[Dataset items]

>> Begin

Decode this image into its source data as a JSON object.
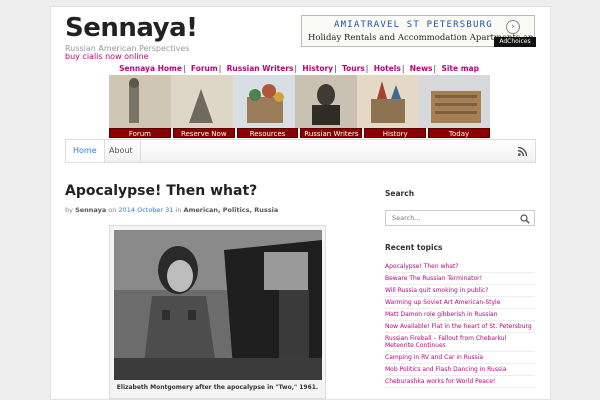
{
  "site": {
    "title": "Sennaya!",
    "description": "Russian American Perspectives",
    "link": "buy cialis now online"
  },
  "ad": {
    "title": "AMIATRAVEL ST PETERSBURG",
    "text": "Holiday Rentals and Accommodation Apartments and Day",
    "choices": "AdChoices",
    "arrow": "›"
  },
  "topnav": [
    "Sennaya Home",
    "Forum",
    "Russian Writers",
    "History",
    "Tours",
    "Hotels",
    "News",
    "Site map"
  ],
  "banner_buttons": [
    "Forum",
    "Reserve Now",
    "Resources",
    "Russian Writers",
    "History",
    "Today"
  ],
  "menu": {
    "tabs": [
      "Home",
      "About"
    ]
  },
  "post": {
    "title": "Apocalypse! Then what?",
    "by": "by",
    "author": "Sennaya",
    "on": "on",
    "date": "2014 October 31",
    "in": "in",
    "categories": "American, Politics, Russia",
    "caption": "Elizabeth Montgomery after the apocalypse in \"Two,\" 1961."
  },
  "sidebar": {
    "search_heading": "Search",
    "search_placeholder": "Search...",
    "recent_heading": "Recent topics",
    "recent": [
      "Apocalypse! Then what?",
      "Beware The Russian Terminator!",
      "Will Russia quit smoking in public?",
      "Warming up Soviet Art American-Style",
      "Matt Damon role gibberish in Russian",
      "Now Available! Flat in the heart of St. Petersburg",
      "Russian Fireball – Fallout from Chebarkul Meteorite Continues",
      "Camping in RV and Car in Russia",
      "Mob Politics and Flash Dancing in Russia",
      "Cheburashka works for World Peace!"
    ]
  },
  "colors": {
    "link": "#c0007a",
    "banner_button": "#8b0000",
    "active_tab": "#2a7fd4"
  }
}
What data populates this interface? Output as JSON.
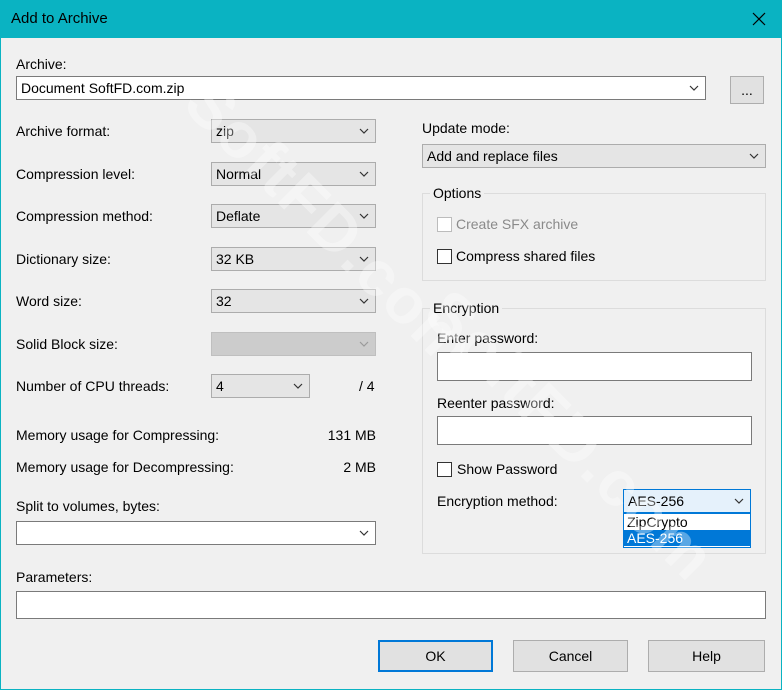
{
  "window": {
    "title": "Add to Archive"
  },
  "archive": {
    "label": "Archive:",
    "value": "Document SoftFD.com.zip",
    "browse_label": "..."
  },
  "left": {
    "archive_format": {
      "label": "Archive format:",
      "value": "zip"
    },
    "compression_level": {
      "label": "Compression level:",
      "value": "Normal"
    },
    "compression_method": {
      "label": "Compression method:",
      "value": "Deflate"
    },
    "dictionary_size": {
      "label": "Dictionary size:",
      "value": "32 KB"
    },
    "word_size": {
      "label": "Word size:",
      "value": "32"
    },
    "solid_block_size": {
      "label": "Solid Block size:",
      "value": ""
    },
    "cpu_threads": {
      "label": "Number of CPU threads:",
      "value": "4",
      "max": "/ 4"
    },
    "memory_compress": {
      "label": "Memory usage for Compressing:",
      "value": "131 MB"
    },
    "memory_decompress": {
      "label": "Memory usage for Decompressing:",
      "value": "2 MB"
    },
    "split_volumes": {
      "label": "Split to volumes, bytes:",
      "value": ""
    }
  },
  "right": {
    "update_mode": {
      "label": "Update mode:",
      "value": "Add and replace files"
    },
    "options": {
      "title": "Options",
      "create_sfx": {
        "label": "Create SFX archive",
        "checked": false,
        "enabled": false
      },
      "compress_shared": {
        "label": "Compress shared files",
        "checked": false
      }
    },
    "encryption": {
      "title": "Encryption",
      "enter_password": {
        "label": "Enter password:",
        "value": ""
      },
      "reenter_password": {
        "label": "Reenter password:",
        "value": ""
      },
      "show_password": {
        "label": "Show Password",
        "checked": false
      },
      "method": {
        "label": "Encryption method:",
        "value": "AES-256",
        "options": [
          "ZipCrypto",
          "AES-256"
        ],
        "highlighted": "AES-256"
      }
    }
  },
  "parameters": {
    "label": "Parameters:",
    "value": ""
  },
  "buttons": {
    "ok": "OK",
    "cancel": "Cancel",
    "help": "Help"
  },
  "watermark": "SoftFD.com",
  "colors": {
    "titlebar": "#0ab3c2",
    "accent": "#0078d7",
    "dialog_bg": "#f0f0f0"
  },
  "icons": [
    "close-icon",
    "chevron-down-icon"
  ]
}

>> End

### To be done
Your task is to repeat the material above exactly, without its pictures.

### Final result
Decode this image into its source data as a JSON object.
{
  "site": {
    "title": "Sennaya!",
    "description": "Russian American Perspectives",
    "link": "buy cialis now online"
  },
  "ad": {
    "title": "AMIATRAVEL ST PETERSBURG",
    "text": "Holiday Rentals and Accommodation Apartments and Day",
    "choices": "AdChoices",
    "arrow": "›"
  },
  "topnav": [
    "Sennaya Home",
    "Forum",
    "Russian Writers",
    "History",
    "Tours",
    "Hotels",
    "News",
    "Site map"
  ],
  "banner_buttons": [
    "Forum",
    "Reserve Now",
    "Resources",
    "Russian Writers",
    "History",
    "Today"
  ],
  "menu": {
    "tabs": [
      "Home",
      "About"
    ]
  },
  "post": {
    "title": "Apocalypse! Then what?",
    "by": "by",
    "author": "Sennaya",
    "on": "on",
    "date": "2014 October 31",
    "in": "in",
    "categories": "American, Politics, Russia",
    "caption": "Elizabeth Montgomery after the apocalypse in \"Two,\" 1961."
  },
  "sidebar": {
    "search_heading": "Search",
    "search_placeholder": "Search...",
    "recent_heading": "Recent topics",
    "recent": [
      "Apocalypse! Then what?",
      "Beware The Russian Terminator!",
      "Will Russia quit smoking in public?",
      "Warming up Soviet Art American-Style",
      "Matt Damon role gibberish in Russian",
      "Now Available! Flat in the heart of St. Petersburg",
      "Russian Fireball – Fallout from Chebarkul Meteorite Continues",
      "Camping in RV and Car in Russia",
      "Mob Politics and Flash Dancing in Russia",
      "Cheburashka works for World Peace!"
    ]
  },
  "colors": {
    "link": "#c0007a",
    "banner_button": "#8b0000",
    "active_tab": "#2a7fd4"
  }
}
What data populates this interface? Output as JSON.
{
  "window": {
    "title": "Add to Archive"
  },
  "archive": {
    "label": "Archive:",
    "value": "Document SoftFD.com.zip",
    "browse_label": "..."
  },
  "left": {
    "archive_format": {
      "label": "Archive format:",
      "value": "zip"
    },
    "compression_level": {
      "label": "Compression level:",
      "value": "Normal"
    },
    "compression_method": {
      "label": "Compression method:",
      "value": "Deflate"
    },
    "dictionary_size": {
      "label": "Dictionary size:",
      "value": "32 KB"
    },
    "word_size": {
      "label": "Word size:",
      "value": "32"
    },
    "solid_block_size": {
      "label": "Solid Block size:",
      "value": ""
    },
    "cpu_threads": {
      "label": "Number of CPU threads:",
      "value": "4",
      "max": "/ 4"
    },
    "memory_compress": {
      "label": "Memory usage for Compressing:",
      "value": "131 MB"
    },
    "memory_decompress": {
      "label": "Memory usage for Decompressing:",
      "value": "2 MB"
    },
    "split_volumes": {
      "label": "Split to volumes, bytes:",
      "value": ""
    }
  },
  "right": {
    "update_mode": {
      "label": "Update mode:",
      "value": "Add and replace files"
    },
    "options": {
      "title": "Options",
      "create_sfx": {
        "label": "Create SFX archive",
        "checked": false,
        "enabled": false
      },
      "compress_shared": {
        "label": "Compress shared files",
        "checked": false
      }
    },
    "encryption": {
      "title": "Encryption",
      "enter_password": {
        "label": "Enter password:",
        "value": ""
      },
      "reenter_password": {
        "label": "Reenter password:",
        "value": ""
      },
      "show_password": {
        "label": "Show Password",
        "checked": false
      },
      "method": {
        "label": "Encryption method:",
        "value": "AES-256",
        "options": [
          "ZipCrypto",
          "AES-256"
        ],
        "highlighted": "AES-256"
      }
    }
  },
  "parameters": {
    "label": "Parameters:",
    "value": ""
  },
  "buttons": {
    "ok": "OK",
    "cancel": "Cancel",
    "help": "Help"
  },
  "watermark": "SoftFD.com",
  "colors": {
    "titlebar": "#0ab3c2",
    "accent": "#0078d7",
    "dialog_bg": "#f0f0f0"
  },
  "icons": [
    "close-icon",
    "chevron-down-icon"
  ]
}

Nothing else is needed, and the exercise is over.